» Exercise: Retype the records below exactly as they appear, but leave out any pictures.

» Supplied material:
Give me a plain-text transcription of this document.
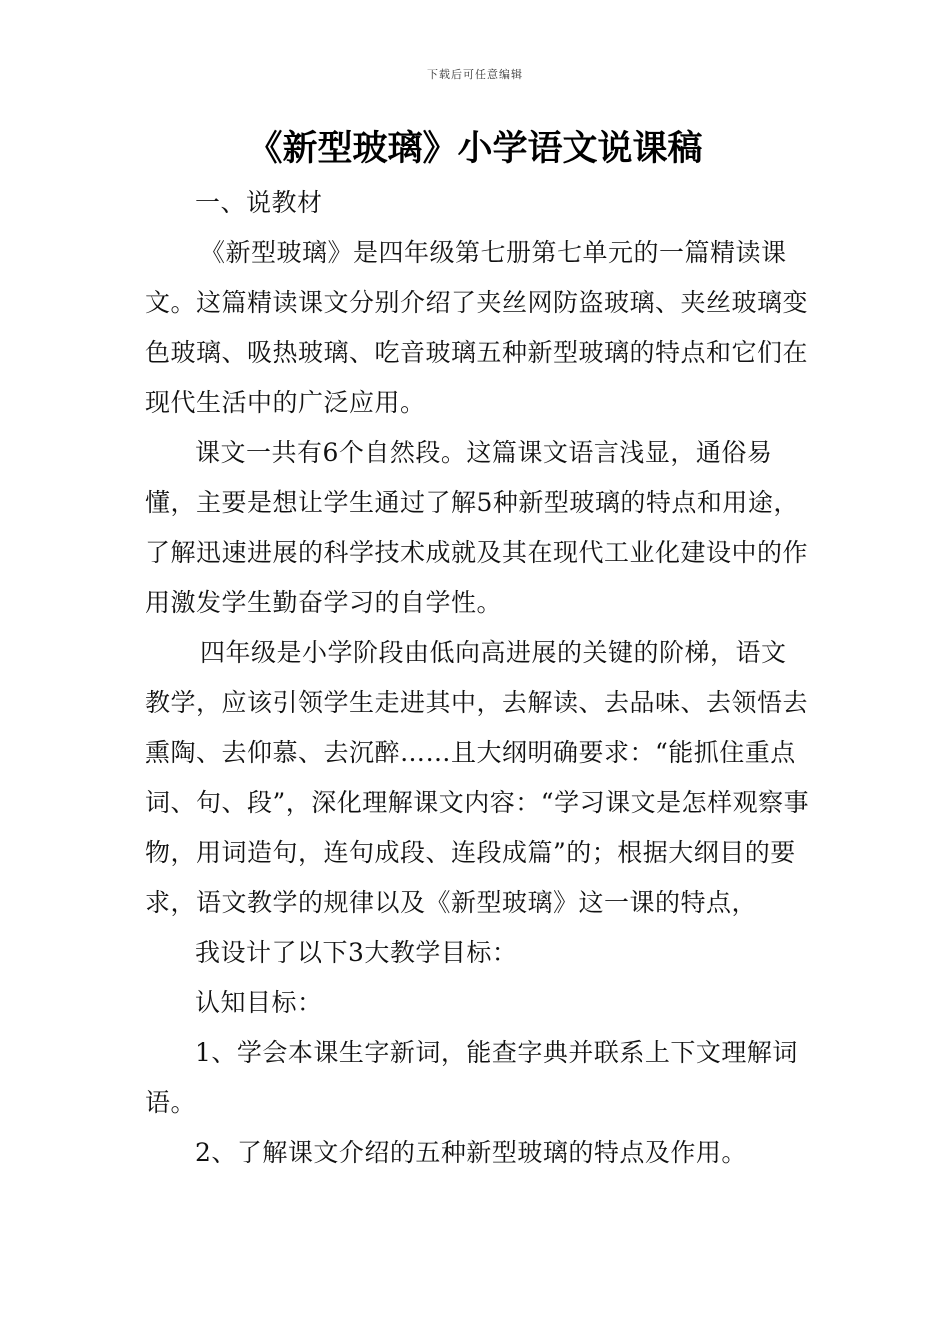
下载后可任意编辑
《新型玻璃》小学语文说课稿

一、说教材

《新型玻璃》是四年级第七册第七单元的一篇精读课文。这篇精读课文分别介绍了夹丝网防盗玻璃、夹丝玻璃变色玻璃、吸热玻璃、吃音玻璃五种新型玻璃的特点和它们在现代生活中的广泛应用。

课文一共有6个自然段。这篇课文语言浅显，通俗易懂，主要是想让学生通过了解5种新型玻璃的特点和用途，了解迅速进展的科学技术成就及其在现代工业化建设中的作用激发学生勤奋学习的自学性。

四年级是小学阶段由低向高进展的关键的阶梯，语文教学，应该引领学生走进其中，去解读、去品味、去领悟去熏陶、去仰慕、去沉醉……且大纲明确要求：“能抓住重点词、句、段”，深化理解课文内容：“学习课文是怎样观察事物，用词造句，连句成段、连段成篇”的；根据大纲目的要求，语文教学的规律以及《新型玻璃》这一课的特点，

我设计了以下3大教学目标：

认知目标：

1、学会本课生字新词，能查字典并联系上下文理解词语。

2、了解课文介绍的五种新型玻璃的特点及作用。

» Answer:
Give me a plain-text transcription of this document.
下载后可任意编辑
《新型玻璃》小学语文说课稿

一、说教材

《新型玻璃》是四年级第七册第七单元的一篇精读课文。这篇精读课文分别介绍了夹丝网防盗玻璃、夹丝玻璃变色玻璃、吸热玻璃、吃音玻璃五种新型玻璃的特点和它们在现代生活中的广泛应用。

课文一共有6个自然段。这篇课文语言浅显，通俗易懂，主要是想让学生通过了解5种新型玻璃的特点和用途，了解迅速进展的科学技术成就及其在现代工业化建设中的作用激发学生勤奋学习的自学性。

四年级是小学阶段由低向高进展的关键的阶梯，语文教学，应该引领学生走进其中，去解读、去品味、去领悟去熏陶、去仰慕、去沉醉……且大纲明确要求：“能抓住重点词、句、段”，深化理解课文内容：“学习课文是怎样观察事物，用词造句，连句成段、连段成篇”的；根据大纲目的要求，语文教学的规律以及《新型玻璃》这一课的特点，

我设计了以下3大教学目标：

认知目标：

1、学会本课生字新词，能查字典并联系上下文理解词语。

2、了解课文介绍的五种新型玻璃的特点及作用。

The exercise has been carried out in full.